▶ _REQUIREMENT_
Leave out the pictures and repeat the data exactly.
--- START OF INFORMATION SUPPLIED ---
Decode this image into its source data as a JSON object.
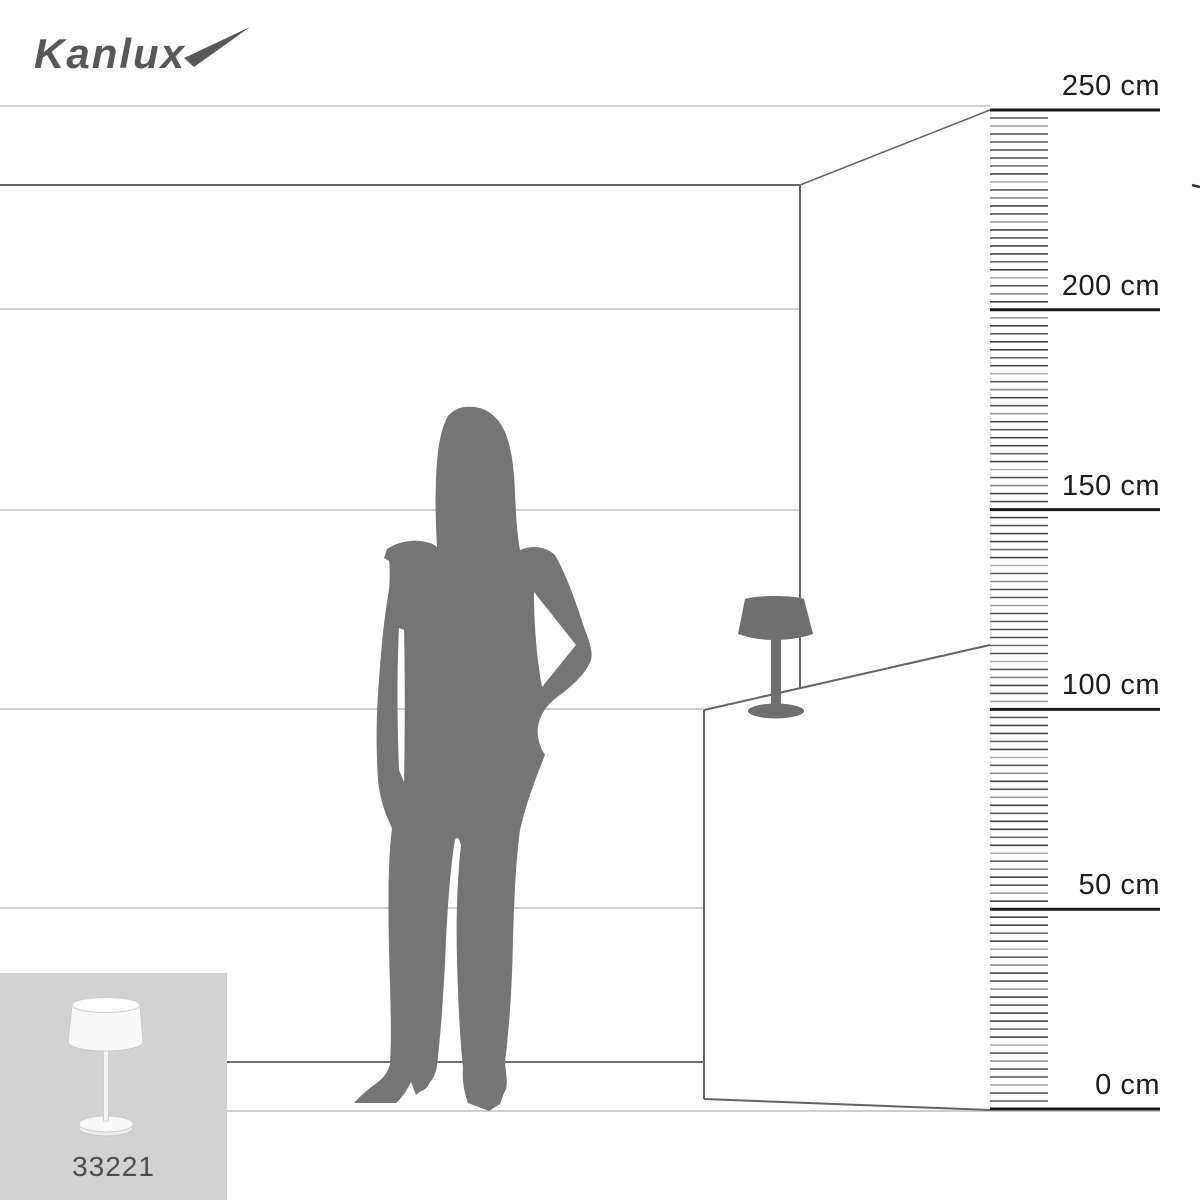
{
  "brand": {
    "logo_text": "Kanlux"
  },
  "ruler": {
    "unit": "cm",
    "min_cm": 0,
    "max_cm": 250,
    "major_step_cm": 50,
    "minor_step_cm": 2,
    "labels": [
      {
        "value": 250,
        "text": "250 cm"
      },
      {
        "value": 200,
        "text": "200 cm"
      },
      {
        "value": 150,
        "text": "150 cm"
      },
      {
        "value": 100,
        "text": "100 cm"
      },
      {
        "value": 50,
        "text": "50 cm"
      },
      {
        "value": 0,
        "text": "0 cm"
      }
    ]
  },
  "scene": {
    "setting": "room-corner-perspective-with-height-ruler",
    "figure": "standing-woman-silhouette",
    "product": "table-lamp-silhouette-on-countertop"
  },
  "product_thumbnail": {
    "code": "33221",
    "image": "white-table-lamp-with-shade"
  },
  "colors": {
    "silhouette_gray": "#757575",
    "lamp_silhouette_gray": "#6f6f6f",
    "ruler_major_line": "#1a1a1a",
    "ruler_minor_tick": "#5a5a5a",
    "wall_line_light": "#cfcfcf",
    "wall_line_dark": "#636363",
    "thumbnail_background": "#d2d2d2",
    "logo_gray": "#58585a",
    "label_text": "#1c1c1c"
  }
}
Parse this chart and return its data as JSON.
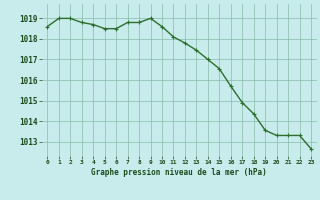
--- END OF INFORMATION SUPPLIED ---
▶ _ANSWER TO THIS EXERCISE_
Decode this image into its source data as a JSON object.
{
  "brand": {
    "logo_text": "Kanlux"
  },
  "ruler": {
    "unit": "cm",
    "min_cm": 0,
    "max_cm": 250,
    "major_step_cm": 50,
    "minor_step_cm": 2,
    "labels": [
      {
        "value": 250,
        "text": "250 cm"
      },
      {
        "value": 200,
        "text": "200 cm"
      },
      {
        "value": 150,
        "text": "150 cm"
      },
      {
        "value": 100,
        "text": "100 cm"
      },
      {
        "value": 50,
        "text": "50 cm"
      },
      {
        "value": 0,
        "text": "0 cm"
      }
    ]
  },
  "scene": {
    "setting": "room-corner-perspective-with-height-ruler",
    "figure": "standing-woman-silhouette",
    "product": "table-lamp-silhouette-on-countertop"
  },
  "product_thumbnail": {
    "code": "33221",
    "image": "white-table-lamp-with-shade"
  },
  "colors": {
    "silhouette_gray": "#757575",
    "lamp_silhouette_gray": "#6f6f6f",
    "ruler_major_line": "#1a1a1a",
    "ruler_minor_tick": "#5a5a5a",
    "wall_line_light": "#cfcfcf",
    "wall_line_dark": "#636363",
    "thumbnail_background": "#d2d2d2",
    "logo_gray": "#58585a",
    "label_text": "#1c1c1c"
  }
}
Parse this chart and return its data as JSON.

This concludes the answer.